### Stated exercise 1
In the BTT design email, print everything from "On Mon, Jun" down to "all that logical." verbatim.

Mr. Verma,
I am used to doing all of this strictly in DRAM, so my optimization background has differing overhead points.
On Mon, Jun 22, 2015 at 2:25 PM, Verma, Vishal L <vishal.l.verma@xxxxxxxxx> wrote:
On Mon, 2015-06-22 at 09:50 -0700, Doug Dumitru wrote:
> I would like to comment on the BTT docs a bit. There are some design
> points you might want to consider.
>
Hi Doug,
Thanks for the design review -
>
> First, real use cases will have no read/write collisions. If you
> think of a file system, the case of reading a block that is being
> written or writing a single block twice just don't happen because the
> data itself is non deterministic. The driver still needs to handle
> these cases, but optimizing it for this is not all that logical.
>
Agreed - we did try to keep this in mind, and I still have a list of
experiments to try that might further reduce the impact of collision
handling on normal IO.
>
> Lets start at the BTT table. It would be useful if we could
> distinguish between a stable block and one that is getting updated
> now. An option is to encode the TRIM/ERROR bits as four "states"

### Stated exercise 2
Output everything from the start of the listing down to the line containing "- toolbar-separator: [35, 8, 36, 22]", inclusive, reproducing each line verbatim.

### Task material
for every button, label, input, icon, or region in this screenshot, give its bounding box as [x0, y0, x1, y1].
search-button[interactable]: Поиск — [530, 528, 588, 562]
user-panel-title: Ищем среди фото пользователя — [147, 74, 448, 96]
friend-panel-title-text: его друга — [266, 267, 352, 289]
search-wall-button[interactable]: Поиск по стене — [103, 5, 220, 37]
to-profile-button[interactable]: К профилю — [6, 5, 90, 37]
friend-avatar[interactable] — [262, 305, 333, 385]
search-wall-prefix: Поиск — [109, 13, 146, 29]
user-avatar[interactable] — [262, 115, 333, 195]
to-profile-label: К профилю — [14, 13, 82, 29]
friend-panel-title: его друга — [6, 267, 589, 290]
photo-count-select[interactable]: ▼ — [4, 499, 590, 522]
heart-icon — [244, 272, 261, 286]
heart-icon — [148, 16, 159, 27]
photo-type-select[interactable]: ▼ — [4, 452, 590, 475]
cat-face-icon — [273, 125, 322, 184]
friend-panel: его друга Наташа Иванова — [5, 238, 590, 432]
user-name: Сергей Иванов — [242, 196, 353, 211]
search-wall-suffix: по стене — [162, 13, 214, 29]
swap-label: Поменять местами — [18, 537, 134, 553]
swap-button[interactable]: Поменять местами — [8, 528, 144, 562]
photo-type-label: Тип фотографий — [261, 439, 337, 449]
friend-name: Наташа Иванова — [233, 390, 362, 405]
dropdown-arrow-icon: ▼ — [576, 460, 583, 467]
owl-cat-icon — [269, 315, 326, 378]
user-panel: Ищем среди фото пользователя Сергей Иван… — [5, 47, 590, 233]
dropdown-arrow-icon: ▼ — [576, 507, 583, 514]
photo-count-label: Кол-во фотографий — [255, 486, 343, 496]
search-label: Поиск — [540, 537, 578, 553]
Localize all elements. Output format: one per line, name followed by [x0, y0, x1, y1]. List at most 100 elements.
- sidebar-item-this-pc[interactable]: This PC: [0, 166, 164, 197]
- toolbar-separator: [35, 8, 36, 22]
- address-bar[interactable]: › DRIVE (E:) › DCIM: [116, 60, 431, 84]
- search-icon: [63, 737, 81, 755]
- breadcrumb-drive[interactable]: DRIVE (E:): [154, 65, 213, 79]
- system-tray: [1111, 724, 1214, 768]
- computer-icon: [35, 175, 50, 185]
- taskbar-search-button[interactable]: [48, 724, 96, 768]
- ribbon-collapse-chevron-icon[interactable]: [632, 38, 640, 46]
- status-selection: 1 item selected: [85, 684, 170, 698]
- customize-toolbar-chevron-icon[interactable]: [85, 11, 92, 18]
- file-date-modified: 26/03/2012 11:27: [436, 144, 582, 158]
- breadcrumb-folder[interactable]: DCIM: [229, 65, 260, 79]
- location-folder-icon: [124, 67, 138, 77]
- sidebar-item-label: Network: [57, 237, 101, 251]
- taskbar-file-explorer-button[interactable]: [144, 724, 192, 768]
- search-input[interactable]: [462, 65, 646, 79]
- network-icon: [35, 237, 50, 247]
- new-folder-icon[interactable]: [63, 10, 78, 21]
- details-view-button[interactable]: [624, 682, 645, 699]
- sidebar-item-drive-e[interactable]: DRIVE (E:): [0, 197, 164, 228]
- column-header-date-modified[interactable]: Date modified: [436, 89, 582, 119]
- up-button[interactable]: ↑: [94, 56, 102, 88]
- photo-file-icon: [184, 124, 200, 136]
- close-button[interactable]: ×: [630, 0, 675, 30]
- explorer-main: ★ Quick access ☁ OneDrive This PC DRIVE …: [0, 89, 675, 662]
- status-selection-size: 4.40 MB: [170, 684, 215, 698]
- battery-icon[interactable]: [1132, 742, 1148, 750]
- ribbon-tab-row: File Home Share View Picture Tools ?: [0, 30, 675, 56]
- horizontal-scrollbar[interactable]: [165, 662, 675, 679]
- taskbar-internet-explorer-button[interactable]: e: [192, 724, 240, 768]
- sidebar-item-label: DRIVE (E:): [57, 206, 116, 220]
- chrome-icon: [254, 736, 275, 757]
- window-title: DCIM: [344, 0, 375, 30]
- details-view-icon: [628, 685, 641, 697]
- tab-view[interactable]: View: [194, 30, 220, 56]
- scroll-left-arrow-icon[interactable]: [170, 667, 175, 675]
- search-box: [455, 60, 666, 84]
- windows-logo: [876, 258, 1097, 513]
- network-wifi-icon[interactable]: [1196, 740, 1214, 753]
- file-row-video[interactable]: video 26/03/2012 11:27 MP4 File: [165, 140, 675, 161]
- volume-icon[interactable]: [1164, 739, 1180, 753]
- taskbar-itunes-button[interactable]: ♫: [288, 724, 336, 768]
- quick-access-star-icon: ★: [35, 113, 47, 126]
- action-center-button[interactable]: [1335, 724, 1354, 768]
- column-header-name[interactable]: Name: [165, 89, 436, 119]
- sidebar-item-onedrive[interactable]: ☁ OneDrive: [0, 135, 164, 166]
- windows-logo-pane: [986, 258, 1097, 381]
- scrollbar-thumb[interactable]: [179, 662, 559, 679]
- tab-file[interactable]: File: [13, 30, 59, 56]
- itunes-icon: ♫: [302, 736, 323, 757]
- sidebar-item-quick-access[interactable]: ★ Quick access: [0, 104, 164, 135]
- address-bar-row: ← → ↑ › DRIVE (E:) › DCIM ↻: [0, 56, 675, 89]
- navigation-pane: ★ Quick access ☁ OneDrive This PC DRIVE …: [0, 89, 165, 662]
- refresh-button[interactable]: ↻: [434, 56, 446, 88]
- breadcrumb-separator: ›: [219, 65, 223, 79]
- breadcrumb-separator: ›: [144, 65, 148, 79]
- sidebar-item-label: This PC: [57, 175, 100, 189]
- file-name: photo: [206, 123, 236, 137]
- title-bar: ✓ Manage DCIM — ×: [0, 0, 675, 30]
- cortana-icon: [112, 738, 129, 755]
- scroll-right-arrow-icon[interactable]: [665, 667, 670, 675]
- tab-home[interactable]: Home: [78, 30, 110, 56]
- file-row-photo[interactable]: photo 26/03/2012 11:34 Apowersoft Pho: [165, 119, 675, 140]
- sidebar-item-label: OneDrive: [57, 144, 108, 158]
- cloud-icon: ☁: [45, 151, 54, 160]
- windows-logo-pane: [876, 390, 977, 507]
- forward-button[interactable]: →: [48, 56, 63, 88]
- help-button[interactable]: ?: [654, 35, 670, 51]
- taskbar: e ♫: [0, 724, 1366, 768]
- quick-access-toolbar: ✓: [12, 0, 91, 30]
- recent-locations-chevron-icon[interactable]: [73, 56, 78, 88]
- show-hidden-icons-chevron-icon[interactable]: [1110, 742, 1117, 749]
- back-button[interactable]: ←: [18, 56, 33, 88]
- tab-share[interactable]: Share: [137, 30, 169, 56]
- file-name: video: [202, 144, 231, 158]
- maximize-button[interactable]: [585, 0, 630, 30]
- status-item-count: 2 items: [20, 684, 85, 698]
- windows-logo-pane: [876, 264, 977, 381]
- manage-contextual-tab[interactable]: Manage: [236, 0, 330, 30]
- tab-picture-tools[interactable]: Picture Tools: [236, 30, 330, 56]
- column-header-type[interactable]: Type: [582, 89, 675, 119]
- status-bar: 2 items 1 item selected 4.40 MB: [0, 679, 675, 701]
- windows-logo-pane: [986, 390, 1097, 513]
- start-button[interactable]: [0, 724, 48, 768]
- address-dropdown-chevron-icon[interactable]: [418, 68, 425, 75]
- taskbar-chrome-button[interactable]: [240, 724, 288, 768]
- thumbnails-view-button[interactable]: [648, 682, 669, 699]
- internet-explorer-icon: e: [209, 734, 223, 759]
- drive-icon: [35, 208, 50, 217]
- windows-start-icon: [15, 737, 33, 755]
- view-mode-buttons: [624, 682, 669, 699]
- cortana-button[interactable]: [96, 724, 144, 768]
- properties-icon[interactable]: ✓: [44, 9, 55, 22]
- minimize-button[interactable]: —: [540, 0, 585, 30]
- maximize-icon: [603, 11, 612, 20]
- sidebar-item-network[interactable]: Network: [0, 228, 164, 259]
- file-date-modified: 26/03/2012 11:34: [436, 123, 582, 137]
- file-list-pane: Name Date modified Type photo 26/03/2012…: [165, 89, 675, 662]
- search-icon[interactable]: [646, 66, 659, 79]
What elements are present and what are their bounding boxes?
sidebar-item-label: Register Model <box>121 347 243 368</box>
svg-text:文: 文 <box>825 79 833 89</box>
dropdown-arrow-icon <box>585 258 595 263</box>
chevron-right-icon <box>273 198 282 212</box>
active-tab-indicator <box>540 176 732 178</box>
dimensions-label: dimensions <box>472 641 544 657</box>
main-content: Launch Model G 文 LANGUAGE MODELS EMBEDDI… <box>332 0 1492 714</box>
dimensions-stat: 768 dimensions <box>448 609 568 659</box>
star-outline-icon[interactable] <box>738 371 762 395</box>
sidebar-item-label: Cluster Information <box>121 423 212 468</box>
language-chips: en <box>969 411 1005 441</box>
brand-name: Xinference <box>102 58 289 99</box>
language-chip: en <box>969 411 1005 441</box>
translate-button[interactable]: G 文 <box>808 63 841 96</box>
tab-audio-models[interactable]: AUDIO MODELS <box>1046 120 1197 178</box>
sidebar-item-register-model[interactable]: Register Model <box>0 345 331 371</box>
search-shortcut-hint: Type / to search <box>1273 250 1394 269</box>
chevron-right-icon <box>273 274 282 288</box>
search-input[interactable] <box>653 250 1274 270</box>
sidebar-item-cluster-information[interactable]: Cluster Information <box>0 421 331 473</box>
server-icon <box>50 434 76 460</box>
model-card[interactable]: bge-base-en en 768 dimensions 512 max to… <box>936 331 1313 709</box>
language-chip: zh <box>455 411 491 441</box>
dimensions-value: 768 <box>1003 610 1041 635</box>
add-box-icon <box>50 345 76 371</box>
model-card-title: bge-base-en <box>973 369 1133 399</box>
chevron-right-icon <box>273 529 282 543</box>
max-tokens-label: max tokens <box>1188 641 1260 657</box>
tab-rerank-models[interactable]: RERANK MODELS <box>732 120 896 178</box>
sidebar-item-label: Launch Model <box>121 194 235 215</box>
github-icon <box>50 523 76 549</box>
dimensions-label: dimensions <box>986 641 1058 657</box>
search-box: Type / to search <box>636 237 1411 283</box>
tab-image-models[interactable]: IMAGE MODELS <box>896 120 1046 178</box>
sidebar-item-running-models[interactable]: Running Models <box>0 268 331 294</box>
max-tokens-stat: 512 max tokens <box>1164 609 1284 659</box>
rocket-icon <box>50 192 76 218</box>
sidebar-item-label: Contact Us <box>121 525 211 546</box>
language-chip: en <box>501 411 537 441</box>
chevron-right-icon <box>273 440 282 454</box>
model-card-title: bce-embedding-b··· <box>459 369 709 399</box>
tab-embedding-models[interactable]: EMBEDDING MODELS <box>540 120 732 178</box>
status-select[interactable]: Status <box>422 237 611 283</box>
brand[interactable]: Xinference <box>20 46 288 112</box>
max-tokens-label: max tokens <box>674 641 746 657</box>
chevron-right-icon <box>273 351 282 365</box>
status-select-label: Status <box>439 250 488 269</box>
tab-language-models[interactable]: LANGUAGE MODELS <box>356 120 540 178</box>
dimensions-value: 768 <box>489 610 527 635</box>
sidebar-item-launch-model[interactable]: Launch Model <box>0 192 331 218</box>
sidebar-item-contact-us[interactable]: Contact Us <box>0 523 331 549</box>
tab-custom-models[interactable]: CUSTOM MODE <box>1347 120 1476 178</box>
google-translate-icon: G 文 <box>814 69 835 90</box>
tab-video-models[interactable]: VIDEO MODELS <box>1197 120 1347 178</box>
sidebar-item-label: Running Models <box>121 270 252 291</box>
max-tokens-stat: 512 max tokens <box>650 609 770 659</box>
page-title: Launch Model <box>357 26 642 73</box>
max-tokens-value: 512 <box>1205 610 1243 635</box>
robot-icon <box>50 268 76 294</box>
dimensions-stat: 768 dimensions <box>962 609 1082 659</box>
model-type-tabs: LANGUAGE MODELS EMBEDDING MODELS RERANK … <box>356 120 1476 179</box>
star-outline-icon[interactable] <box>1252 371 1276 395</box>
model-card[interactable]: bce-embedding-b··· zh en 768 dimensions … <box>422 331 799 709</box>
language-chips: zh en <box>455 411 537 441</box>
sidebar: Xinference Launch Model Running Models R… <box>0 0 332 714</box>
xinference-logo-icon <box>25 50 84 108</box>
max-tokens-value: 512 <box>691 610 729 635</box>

### Worked solution 1
On Mon, Jun 22, 2015 at 2:25 PM, Verma, Vishal L <vishal.l.verma@xxxxxxxxx> wrote:
On Mon, 2015-06-22 at 09:50 -0700, Doug Dumitru wrote:
> I would like to comment on the BTT docs a bit. There are some design
> points you might want to consider.
>
Hi Doug,
Thanks for the design review -
>
> First, real use cases will have no read/write collisions. If you
> think of a file system, the case of reading a block that is being
> written or writing a single block twice just don't happen because the
> data itself is non deterministic. The driver still needs to handle
> these cases, but optimizing it for this is not all that logical.

### Worked solution 2
for every button, label, input, icon, or region in this screenshot, give its bounding box as [x0, y0, x1, y1].
search-button[interactable]: Поиск — [530, 528, 588, 562]
user-panel-title: Ищем среди фото пользователя — [147, 74, 448, 96]
friend-panel-title-text: его друга — [266, 267, 352, 289]
search-wall-button[interactable]: Поиск по стене — [103, 5, 220, 37]
to-profile-button[interactable]: К профилю — [6, 5, 90, 37]
friend-avatar[interactable] — [262, 305, 333, 385]
search-wall-prefix: Поиск — [109, 13, 146, 29]
user-avatar[interactable] — [262, 115, 333, 195]
to-profile-label: К профилю — [14, 13, 82, 29]
friend-panel-title: его друга — [6, 267, 589, 290]
photo-count-select[interactable]: ▼ — [4, 499, 590, 522]
heart-icon — [244, 272, 261, 286]
heart-icon — [148, 16, 159, 27]
photo-type-select[interactable]: ▼ — [4, 452, 590, 475]
cat-face-icon — [273, 125, 322, 184]
friend-panel: его друга Наташа Иванова — [5, 238, 590, 432]
user-name: Сергей Иванов — [242, 196, 353, 211]
search-wall-suffix: по стене — [162, 13, 214, 29]
swap-label: Поменять местами — [18, 537, 134, 553]
swap-button[interactable]: Поменять местами — [8, 528, 144, 562]
photo-type-label: Тип фотографий — [261, 439, 337, 449]
friend-name: Наташа Иванова — [233, 390, 362, 405]
dropdown-arrow-icon: ▼ — [576, 460, 583, 467]
owl-cat-icon — [269, 315, 326, 378]
user-panel: Ищем среди фото пользователя Сергей Иван… — [5, 47, 590, 233]
dropdown-arrow-icon: ▼ — [576, 507, 583, 514]
photo-count-label: Кол-во фотографий — [255, 486, 343, 496]
search-label: Поиск — [540, 537, 578, 553]
Localize all elements. Output format: one per line, name followed by [x0, y0, x1, y1]. List at most 100 elements.
- sidebar-item-this-pc[interactable]: This PC: [0, 166, 164, 197]
- toolbar-separator: [35, 8, 36, 22]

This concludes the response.